═══ PROVIDED INFORMATION

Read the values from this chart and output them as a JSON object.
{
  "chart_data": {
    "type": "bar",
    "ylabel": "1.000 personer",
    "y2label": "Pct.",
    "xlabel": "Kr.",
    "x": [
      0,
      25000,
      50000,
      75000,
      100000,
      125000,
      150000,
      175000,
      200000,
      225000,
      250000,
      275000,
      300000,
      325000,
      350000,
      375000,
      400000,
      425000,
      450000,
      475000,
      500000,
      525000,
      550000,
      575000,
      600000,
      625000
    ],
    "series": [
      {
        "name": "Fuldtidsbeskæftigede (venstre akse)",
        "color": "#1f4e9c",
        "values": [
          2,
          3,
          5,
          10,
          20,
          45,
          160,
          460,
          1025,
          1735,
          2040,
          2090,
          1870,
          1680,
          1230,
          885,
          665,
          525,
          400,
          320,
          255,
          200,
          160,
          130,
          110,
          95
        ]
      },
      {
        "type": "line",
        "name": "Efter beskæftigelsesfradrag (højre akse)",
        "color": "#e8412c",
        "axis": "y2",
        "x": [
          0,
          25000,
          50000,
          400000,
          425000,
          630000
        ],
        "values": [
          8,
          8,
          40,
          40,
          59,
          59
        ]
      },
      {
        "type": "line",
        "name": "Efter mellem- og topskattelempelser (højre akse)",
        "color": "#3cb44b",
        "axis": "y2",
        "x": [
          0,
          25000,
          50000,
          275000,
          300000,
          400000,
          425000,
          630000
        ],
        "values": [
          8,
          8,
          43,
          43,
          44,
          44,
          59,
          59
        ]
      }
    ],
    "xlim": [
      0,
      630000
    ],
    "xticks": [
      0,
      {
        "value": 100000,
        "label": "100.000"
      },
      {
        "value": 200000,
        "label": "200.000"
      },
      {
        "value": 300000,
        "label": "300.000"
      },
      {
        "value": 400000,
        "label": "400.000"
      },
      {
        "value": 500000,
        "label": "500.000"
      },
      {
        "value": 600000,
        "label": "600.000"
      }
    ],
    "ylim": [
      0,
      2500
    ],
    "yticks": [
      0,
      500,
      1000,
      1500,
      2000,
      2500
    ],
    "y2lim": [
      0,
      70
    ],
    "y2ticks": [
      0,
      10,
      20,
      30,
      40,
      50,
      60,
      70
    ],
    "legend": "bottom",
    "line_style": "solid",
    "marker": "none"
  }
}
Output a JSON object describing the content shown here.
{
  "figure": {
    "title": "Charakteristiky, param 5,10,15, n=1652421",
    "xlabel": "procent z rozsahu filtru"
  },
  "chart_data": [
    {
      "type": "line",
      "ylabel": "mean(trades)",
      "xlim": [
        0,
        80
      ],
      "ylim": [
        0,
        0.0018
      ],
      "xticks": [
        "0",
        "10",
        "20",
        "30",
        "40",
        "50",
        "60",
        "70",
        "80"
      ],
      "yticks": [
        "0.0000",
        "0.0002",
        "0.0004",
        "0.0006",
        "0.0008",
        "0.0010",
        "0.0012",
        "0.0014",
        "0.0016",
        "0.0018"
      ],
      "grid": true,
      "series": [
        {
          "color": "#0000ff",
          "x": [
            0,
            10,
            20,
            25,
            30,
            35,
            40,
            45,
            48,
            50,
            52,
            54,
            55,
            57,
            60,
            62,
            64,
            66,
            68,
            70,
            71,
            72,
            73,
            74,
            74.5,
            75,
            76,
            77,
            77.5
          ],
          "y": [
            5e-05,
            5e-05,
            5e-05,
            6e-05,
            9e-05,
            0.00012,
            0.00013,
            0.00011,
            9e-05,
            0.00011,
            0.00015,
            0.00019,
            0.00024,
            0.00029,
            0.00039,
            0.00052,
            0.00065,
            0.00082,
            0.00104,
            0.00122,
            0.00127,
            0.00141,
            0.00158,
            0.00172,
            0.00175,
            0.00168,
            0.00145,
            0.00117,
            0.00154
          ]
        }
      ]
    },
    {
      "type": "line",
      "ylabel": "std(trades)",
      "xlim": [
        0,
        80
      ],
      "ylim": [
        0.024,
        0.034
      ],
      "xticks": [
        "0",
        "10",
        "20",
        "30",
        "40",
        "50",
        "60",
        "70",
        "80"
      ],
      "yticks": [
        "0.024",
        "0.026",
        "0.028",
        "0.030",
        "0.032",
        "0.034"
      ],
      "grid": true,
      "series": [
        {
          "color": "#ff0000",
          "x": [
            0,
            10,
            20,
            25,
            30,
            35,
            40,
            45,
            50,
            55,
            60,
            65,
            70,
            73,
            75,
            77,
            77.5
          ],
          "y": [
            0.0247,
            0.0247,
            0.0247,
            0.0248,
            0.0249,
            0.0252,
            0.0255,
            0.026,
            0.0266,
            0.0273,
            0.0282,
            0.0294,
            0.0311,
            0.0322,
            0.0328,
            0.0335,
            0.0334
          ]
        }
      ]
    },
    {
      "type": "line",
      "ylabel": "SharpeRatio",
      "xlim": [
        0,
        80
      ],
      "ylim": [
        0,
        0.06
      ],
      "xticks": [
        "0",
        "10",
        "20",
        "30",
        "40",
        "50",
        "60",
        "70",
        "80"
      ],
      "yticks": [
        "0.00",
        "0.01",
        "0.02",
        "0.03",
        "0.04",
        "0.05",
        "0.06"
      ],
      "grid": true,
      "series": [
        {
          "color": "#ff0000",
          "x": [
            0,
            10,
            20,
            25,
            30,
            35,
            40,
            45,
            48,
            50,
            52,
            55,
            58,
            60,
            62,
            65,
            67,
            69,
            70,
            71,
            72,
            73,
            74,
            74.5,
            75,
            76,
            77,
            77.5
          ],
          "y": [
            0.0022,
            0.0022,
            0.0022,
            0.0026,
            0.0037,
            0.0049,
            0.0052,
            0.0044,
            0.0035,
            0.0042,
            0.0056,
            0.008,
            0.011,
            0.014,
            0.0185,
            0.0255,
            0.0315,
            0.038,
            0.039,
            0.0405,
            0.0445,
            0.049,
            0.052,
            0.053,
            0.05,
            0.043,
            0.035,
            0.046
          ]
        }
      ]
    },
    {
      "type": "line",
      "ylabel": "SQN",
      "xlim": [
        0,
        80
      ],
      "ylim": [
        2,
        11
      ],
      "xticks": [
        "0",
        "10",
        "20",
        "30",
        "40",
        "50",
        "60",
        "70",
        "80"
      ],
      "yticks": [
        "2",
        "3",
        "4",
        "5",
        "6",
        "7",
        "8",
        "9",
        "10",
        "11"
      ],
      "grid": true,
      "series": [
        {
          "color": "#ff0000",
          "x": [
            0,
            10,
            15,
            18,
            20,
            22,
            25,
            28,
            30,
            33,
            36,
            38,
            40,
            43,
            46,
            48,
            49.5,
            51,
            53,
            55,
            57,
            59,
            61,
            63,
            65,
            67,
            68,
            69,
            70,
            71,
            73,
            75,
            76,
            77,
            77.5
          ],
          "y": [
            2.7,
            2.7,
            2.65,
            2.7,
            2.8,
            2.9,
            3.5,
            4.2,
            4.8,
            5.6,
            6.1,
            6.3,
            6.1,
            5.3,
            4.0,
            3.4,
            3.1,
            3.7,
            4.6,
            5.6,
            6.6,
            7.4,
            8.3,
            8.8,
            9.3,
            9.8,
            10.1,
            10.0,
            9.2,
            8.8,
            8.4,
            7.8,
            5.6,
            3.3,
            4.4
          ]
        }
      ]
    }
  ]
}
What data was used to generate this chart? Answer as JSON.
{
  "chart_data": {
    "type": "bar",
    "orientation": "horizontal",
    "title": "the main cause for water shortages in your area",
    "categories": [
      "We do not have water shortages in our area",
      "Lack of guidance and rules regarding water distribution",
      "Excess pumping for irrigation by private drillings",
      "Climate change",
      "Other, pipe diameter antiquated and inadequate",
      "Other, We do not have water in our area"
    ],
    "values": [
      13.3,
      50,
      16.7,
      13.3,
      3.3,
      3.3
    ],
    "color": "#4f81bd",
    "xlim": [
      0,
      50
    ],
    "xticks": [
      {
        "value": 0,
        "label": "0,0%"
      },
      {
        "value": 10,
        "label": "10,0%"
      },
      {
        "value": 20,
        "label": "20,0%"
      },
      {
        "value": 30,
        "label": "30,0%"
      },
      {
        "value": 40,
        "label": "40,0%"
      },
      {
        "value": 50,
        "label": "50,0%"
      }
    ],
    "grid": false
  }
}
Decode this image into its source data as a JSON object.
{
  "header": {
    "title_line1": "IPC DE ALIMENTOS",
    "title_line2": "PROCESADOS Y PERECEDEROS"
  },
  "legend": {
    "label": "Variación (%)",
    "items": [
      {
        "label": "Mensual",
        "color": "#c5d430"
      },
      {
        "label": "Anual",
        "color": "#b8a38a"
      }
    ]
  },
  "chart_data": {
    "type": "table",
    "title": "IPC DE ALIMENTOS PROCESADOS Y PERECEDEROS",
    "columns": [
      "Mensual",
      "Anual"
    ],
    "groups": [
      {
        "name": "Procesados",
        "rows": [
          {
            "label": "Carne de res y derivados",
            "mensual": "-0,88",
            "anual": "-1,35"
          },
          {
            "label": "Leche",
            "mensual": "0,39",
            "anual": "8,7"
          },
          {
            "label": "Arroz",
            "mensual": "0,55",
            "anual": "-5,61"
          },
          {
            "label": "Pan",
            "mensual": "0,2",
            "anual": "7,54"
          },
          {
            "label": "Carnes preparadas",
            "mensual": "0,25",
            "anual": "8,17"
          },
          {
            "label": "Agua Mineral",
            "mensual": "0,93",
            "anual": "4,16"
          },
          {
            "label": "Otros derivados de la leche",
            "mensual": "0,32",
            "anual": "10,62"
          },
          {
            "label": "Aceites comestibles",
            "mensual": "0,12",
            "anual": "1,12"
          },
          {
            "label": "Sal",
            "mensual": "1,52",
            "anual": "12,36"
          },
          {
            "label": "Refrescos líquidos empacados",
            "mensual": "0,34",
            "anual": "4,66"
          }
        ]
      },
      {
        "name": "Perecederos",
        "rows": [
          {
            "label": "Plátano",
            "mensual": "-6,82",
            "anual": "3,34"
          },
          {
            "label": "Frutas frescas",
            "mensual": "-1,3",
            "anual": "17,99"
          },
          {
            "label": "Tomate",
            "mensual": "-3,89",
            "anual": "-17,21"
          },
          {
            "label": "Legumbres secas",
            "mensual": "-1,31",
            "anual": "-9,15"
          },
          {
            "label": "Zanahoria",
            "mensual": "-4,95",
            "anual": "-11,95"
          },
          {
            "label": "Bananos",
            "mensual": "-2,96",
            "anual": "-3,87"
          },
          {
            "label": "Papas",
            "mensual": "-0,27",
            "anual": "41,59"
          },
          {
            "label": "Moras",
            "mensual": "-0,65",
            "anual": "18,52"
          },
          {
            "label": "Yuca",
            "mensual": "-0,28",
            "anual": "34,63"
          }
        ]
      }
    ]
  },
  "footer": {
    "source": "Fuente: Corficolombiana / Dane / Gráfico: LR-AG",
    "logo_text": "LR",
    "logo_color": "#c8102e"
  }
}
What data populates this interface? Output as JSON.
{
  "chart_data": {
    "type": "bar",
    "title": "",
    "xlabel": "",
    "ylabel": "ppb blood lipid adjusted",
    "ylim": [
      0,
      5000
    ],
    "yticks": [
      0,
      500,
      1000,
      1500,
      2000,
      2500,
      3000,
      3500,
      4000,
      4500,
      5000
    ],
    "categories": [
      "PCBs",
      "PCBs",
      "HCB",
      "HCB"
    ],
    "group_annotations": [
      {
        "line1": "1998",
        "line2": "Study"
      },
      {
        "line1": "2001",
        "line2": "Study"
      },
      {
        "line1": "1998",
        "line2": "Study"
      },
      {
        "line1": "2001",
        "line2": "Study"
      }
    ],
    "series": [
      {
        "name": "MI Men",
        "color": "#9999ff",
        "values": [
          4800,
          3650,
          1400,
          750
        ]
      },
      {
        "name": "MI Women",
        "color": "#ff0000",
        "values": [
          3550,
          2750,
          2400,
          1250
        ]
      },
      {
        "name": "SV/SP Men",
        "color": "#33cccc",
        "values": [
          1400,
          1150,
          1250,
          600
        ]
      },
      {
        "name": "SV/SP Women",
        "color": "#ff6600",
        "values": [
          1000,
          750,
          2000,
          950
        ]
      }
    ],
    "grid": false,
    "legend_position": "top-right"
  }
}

══════

STATED TASK |
Write out again, exactly, the lines from the one holding "What data populates" through the end of the listing, with both ends included.

FINISHED EXERCISE |
What data populates this interface? Output as JSON.
{
  "chart_data": {
    "type": "bar",
    "title": "",
    "xlabel": "",
    "ylabel": "ppb blood lipid adjusted",
    "ylim": [
      0,
      5000
    ],
    "yticks": [
      0,
      500,
      1000,
      1500,
      2000,
      2500,
      3000,
      3500,
      4000,
      4500,
      5000
    ],
    "categories": [
      "PCBs",
      "PCBs",
      "HCB",
      "HCB"
    ],
    "group_annotations": [
      {
        "line1": "1998",
        "line2": "Study"
      },
      {
        "line1": "2001",
        "line2": "Study"
      },
      {
        "line1": "1998",
        "line2": "Study"
      },
      {
        "line1": "2001",
        "line2": "Study"
      }
    ],
    "series": [
      {
        "name": "MI Men",
        "color": "#9999ff",
        "values": [
          4800,
          3650,
          1400,
          750
        ]
      },
      {
        "name": "MI Women",
        "color": "#ff0000",
        "values": [
          3550,
          2750,
          2400,
          1250
        ]
      },
      {
        "name": "SV/SP Men",
        "color": "#33cccc",
        "values": [
          1400,
          1150,
          1250,
          600
        ]
      },
      {
        "name": "SV/SP Women",
        "color": "#ff6600",
        "values": [
          1000,
          750,
          2000,
          950
        ]
      }
    ],
    "grid": false,
    "legend_position": "top-right"
  }
}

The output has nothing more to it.